Reproduce all records verbatim.

▬▬▬▬▬▬▬▬▬▬

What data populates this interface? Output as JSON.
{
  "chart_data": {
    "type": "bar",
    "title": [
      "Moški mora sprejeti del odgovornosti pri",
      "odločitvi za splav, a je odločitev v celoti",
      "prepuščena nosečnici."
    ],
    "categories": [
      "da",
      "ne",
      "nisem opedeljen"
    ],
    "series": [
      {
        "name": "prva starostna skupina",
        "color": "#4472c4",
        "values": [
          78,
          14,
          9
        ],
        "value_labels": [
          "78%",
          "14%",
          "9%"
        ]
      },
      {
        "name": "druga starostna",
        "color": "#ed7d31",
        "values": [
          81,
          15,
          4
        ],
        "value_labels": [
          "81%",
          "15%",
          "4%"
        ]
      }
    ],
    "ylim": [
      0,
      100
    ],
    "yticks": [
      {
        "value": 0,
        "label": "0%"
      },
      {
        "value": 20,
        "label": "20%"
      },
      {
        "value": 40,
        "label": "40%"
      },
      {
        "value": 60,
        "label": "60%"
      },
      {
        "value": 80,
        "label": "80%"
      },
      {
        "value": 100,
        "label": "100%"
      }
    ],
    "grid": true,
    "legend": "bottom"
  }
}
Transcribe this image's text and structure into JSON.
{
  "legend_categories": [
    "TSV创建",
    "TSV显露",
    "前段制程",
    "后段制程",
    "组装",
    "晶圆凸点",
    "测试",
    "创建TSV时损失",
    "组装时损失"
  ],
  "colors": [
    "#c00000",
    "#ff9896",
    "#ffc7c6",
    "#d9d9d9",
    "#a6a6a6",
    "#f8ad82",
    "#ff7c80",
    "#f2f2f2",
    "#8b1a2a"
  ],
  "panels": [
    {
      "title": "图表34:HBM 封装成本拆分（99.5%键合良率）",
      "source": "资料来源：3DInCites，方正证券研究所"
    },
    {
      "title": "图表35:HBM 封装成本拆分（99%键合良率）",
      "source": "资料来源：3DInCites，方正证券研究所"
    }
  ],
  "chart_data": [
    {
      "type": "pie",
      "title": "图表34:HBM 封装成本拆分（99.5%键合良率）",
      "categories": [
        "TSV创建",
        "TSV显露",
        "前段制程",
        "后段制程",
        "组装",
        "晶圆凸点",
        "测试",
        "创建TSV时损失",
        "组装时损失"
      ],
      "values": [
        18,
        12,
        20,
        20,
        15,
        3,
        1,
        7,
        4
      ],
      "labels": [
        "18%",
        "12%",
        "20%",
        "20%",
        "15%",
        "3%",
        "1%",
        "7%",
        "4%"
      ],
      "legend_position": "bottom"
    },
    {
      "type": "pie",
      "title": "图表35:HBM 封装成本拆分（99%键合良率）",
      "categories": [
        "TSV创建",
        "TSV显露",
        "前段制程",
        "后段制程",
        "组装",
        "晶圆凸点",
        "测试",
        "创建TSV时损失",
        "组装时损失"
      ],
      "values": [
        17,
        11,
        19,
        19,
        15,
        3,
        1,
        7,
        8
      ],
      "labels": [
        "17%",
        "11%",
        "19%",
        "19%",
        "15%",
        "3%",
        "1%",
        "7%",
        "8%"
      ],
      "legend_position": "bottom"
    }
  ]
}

▬▬▬▬▬▬▬▬▬▬

RESPONSE:
What data populates this interface? Output as JSON.
{
  "chart_data": {
    "type": "bar",
    "title": [
      "Moški mora sprejeti del odgovornosti pri",
      "odločitvi za splav, a je odločitev v celoti",
      "prepuščena nosečnici."
    ],
    "categories": [
      "da",
      "ne",
      "nisem opedeljen"
    ],
    "series": [
      {
        "name": "prva starostna skupina",
        "color": "#4472c4",
        "values": [
          78,
          14,
          9
        ],
        "value_labels": [
          "78%",
          "14%",
          "9%"
        ]
      },
      {
        "name": "druga starostna",
        "color": "#ed7d31",
        "values": [
          81,
          15,
          4
        ],
        "value_labels": [
          "81%",
          "15%",
          "4%"
        ]
      }
    ],
    "ylim": [
      0,
      100
    ],
    "yticks": [
      {
        "value": 0,
        "label": "0%"
      },
      {
        "value": 20,
        "label": "20%"
      },
      {
        "value": 40,
        "label": "40%"
      },
      {
        "value": 60,
        "label": "60%"
      },
      {
        "value": 80,
        "label": "80%"
      },
      {
        "value": 100,
        "label": "100%"
      }
    ],
    "grid": true,
    "legend": "bottom"
  }
}
Transcribe this image's text and structure into JSON.
{
  "legend_categories": [
    "TSV创建",
    "TSV显露",
    "前段制程",
    "后段制程",
    "组装",
    "晶圆凸点",
    "测试",
    "创建TSV时损失",
    "组装时损失"
  ],
  "colors": [
    "#c00000",
    "#ff9896",
    "#ffc7c6",
    "#d9d9d9",
    "#a6a6a6",
    "#f8ad82",
    "#ff7c80",
    "#f2f2f2",
    "#8b1a2a"
  ],
  "panels": [
    {
      "title": "图表34:HBM 封装成本拆分（99.5%键合良率）",
      "source": "资料来源：3DInCites，方正证券研究所"
    },
    {
      "title": "图表35:HBM 封装成本拆分（99%键合良率）",
      "source": "资料来源：3DInCites，方正证券研究所"
    }
  ],
  "chart_data": [
    {
      "type": "pie",
      "title": "图表34:HBM 封装成本拆分（99.5%键合良率）",
      "categories": [
        "TSV创建",
        "TSV显露",
        "前段制程",
        "后段制程",
        "组装",
        "晶圆凸点",
        "测试",
        "创建TSV时损失",
        "组装时损失"
      ],
      "values": [
        18,
        12,
        20,
        20,
        15,
        3,
        1,
        7,
        4
      ],
      "labels": [
        "18%",
        "12%",
        "20%",
        "20%",
        "15%",
        "3%",
        "1%",
        "7%",
        "4%"
      ],
      "legend_position": "bottom"
    },
    {
      "type": "pie",
      "title": "图表35:HBM 封装成本拆分（99%键合良率）",
      "categories": [
        "TSV创建",
        "TSV显露",
        "前段制程",
        "后段制程",
        "组装",
        "晶圆凸点",
        "测试",
        "创建TSV时损失",
        "组装时损失"
      ],
      "values": [
        17,
        11,
        19,
        19,
        15,
        3,
        1,
        7,
        8
      ],
      "labels": [
        "17%",
        "11%",
        "19%",
        "19%",
        "15%",
        "3%",
        "1%",
        "7%",
        "8%"
      ],
      "legend_position": "bottom"
    }
  ]
}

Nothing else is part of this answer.